━━━ TASK MATERIAL

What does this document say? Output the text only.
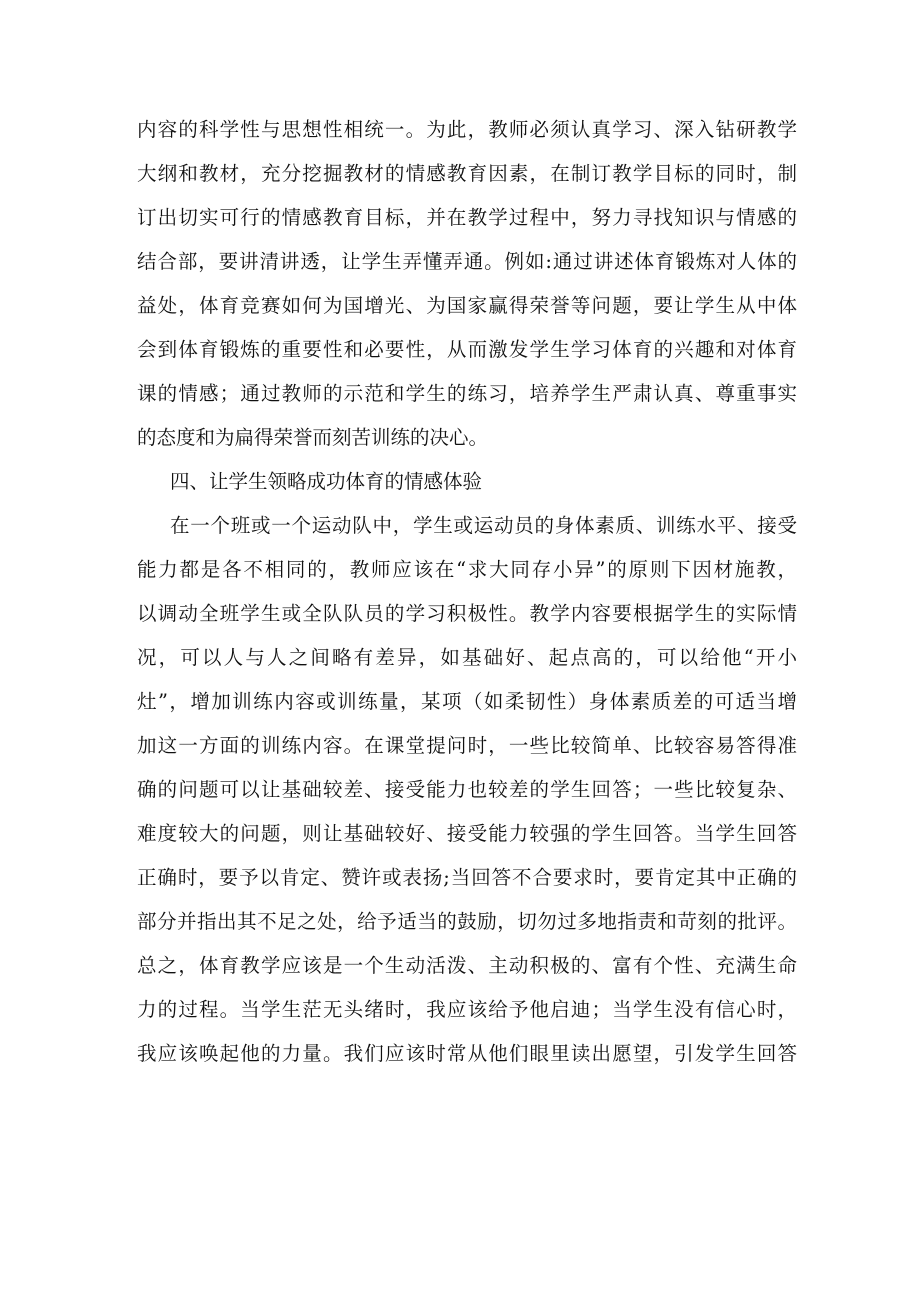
内容的科学性与思想性相统一。为此，教师必须认真学习、深入钻研教学
大纲和教材，充分挖掘教材的情感教育因素，在制订教学目标的同时，制
订出切实可行的情感教育目标，并在教学过程中，努力寻找知识与情感的
结合部，要讲清讲透，让学生弄懂弄通。例如:通过讲述体育锻炼对人体的
益处，体育竞赛如何为国增光、为国家赢得荣誉等问题，要让学生从中体
会到体育锻炼的重要性和必要性，从而激发学生学习体育的兴趣和对体育
课的情感；通过教师的示范和学生的练习，培养学生严肃认真、尊重事实
的态度和为扁得荣誉而刻苦训练的决心。
四、让学生领略成功体育的情感体验
在一个班或一个运动队中，学生或运动员的身体素质、训练水平、接受
能力都是各不相同的，教师应该在“求大同存小异”的原则下因材施教，
以调动全班学生或全队队员的学习积极性。教学内容要根据学生的实际情
况，可以人与人之间略有差异，如基础好、起点高的，可以给他“开小
灶”，增加训练内容或训练量，某项（如柔韧性）身体素质差的可适当增
加这一方面的训练内容。在课堂提问时，一些比较简单、比较容易答得准
确的问题可以让基础较差、接受能力也较差的学生回答；一些比较复杂、
难度较大的问题，则让基础较好、接受能力较强的学生回答。当学生回答
正确时，要予以肯定、赞许或表扬;当回答不合要求时，要肯定其中正确的
部分并指出其不足之处，给予适当的鼓励，切勿过多地指责和苛刻的批评。
总之，体育教学应该是一个生动活泼、主动积极的、富有个性、充满生命
力的过程。当学生茫无头绪时，我应该给予他启迪；当学生没有信心时，
我应该唤起他的力量。我们应该时常从他们眼里读出愿望，引发学生回答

━━━━━━

WHAT IS REQUIRED |
Write out the records above once more, word for word, with no pictures.

THE RESPONSE |
What does this document say? Output the text only.
内容的科学性与思想性相统一。为此，教师必须认真学习、深入钻研教学
大纲和教材，充分挖掘教材的情感教育因素，在制订教学目标的同时，制
订出切实可行的情感教育目标，并在教学过程中，努力寻找知识与情感的
结合部，要讲清讲透，让学生弄懂弄通。例如:通过讲述体育锻炼对人体的
益处，体育竞赛如何为国增光、为国家赢得荣誉等问题，要让学生从中体
会到体育锻炼的重要性和必要性，从而激发学生学习体育的兴趣和对体育
课的情感；通过教师的示范和学生的练习，培养学生严肃认真、尊重事实
的态度和为扁得荣誉而刻苦训练的决心。
四、让学生领略成功体育的情感体验
在一个班或一个运动队中，学生或运动员的身体素质、训练水平、接受
能力都是各不相同的，教师应该在“求大同存小异”的原则下因材施教，
以调动全班学生或全队队员的学习积极性。教学内容要根据学生的实际情
况，可以人与人之间略有差异，如基础好、起点高的，可以给他“开小
灶”，增加训练内容或训练量，某项（如柔韧性）身体素质差的可适当增
加这一方面的训练内容。在课堂提问时，一些比较简单、比较容易答得准
确的问题可以让基础较差、接受能力也较差的学生回答；一些比较复杂、
难度较大的问题，则让基础较好、接受能力较强的学生回答。当学生回答
正确时，要予以肯定、赞许或表扬;当回答不合要求时，要肯定其中正确的
部分并指出其不足之处，给予适当的鼓励，切勿过多地指责和苛刻的批评。
总之，体育教学应该是一个生动活泼、主动积极的、富有个性、充满生命
力的过程。当学生茫无头绪时，我应该给予他启迪；当学生没有信心时，
我应该唤起他的力量。我们应该时常从他们眼里读出愿望，引发学生回答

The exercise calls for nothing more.